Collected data
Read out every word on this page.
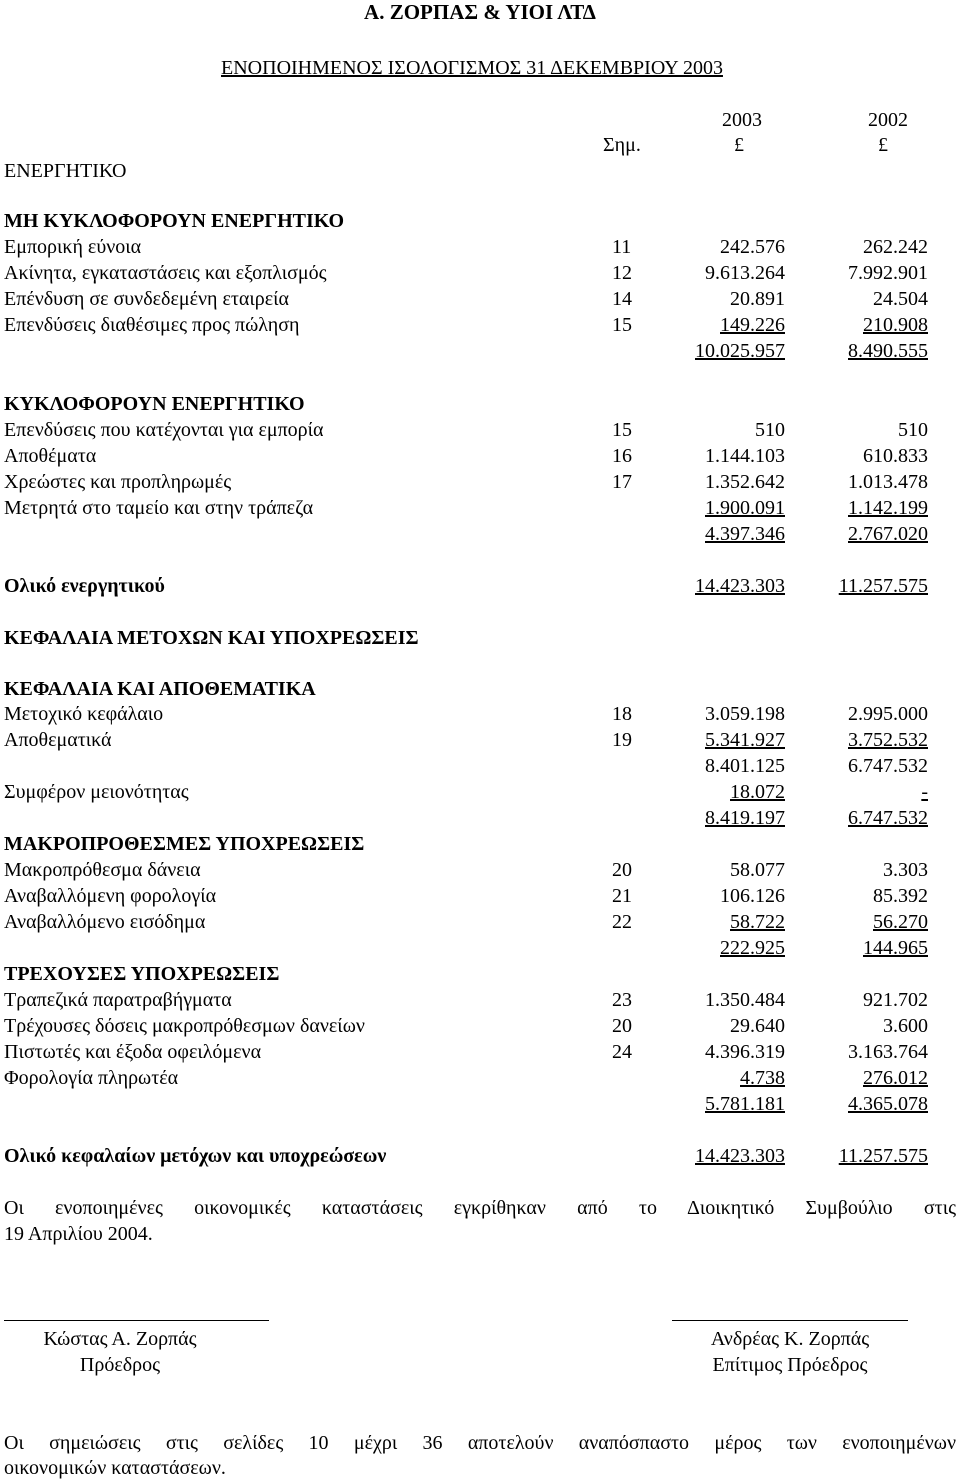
Α. ΖΟΡΠΑΣ & ΥΙΟΙ ΛΤΔ
ΕΝΟΠΟΙΗΜΕΝΟΣ ΙΣΟΛΟΓΙΣΜΟΣ 31 ΔΕΚΕΜΒΡΙΟΥ 2003
2003	2002
Σημ.	£	£
ΕΝΕΡΓΗΤΙΚΟ
ΜΗ ΚΥΚΛΟΦΟΡΟΥΝ ΕΝΕΡΓΗΤΙΚΟ
Εμπορική εύνοια	11	242.576	262.242
Ακίνητα, εγκαταστάσεις και εξοπλισμός	12	9.613.264	7.992.901
Επένδυση σε συνδεδεμένη εταιρεία	14	20.891	24.504
Επενδύσεις διαθέσιμες προς πώληση	15	149.226	210.908
10.025.957	8.490.555
ΚΥΚΛΟΦΟΡΟΥΝ ΕΝΕΡΓΗΤΙΚΟ
Επενδύσεις που κατέχονται για εμπορία	15	510	510
Αποθέματα	16	1.144.103	610.833
Χρεώστες και προπληρωμές	17	1.352.642	1.013.478
Μετρητά στο ταμείο και στην τράπεζα	1.900.091	1.142.199
4.397.346	2.767.020
Ολικό ενεργητικού	14.423.303	11.257.575
ΚΕΦΑΛΑΙΑ ΜΕΤΟΧΩΝ ΚΑΙ ΥΠΟΧΡΕΩΣΕΙΣ
ΚΕΦΑΛΑΙΑ ΚΑΙ ΑΠΟΘΕΜΑΤΙΚΑ
Μετοχικό κεφάλαιο	18	3.059.198	2.995.000
Αποθεματικά	19	5.341.927	3.752.532
8.401.125	6.747.532
Συμφέρον μειονότητας	18.072	-
8.419.197	6.747.532
ΜΑΚΡΟΠΡΟΘΕΣΜΕΣ ΥΠΟΧΡΕΩΣΕΙΣ
Μακροπρόθεσμα δάνεια	20	58.077	3.303
Αναβαλλόμενη φορολογία	21	106.126	85.392
Αναβαλλόμενο εισόδημα	22	58.722	56.270
222.925	144.965
ΤΡΕΧΟΥΣΕΣ ΥΠΟΧΡΕΩΣΕΙΣ
Τραπεζικά παρατραβήγματα	23	1.350.484	921.702
Τρέχουσες δόσεις μακροπρόθεσμων δανείων	20	29.640	3.600
Πιστωτές και έξοδα οφειλόμενα	24	4.396.319	3.163.764
Φορολογία πληρωτέα	4.738	276.012
5.781.181	4.365.078
Ολικό κεφαλαίων μετόχων και υποχρεώσεων	14.423.303	11.257.575
Οι ενοποιημένες οικονομικές καταστάσεις εγκρίθηκαν από το Διοικητικό Συμβούλιο στις
19 Απριλίου 2004.
Κώστας Α. Ζορπάς
Πρόεδρος
Ανδρέας Κ. Ζορπάς
Επίτιμος Πρόεδρος
Οι σημειώσεις στις σελίδες 10 μέχρι 36 αποτελούν αναπόσπαστο μέρος των ενοποιημένων
οικονομικών καταστάσεων.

**GIVEN EXERCISE:**
Locate all lines that include the word "ΚΥΚΛΟΦΟΡΟΥΝ" and copy them out.

**TASK OUTPUT:**
ΜΗ ΚΥΚΛΟΦΟΡΟΥΝ ΕΝΕΡΓΗΤΙΚΟ
ΚΥΚΛΟΦΟΡΟΥΝ ΕΝΕΡΓΗΤΙΚΟ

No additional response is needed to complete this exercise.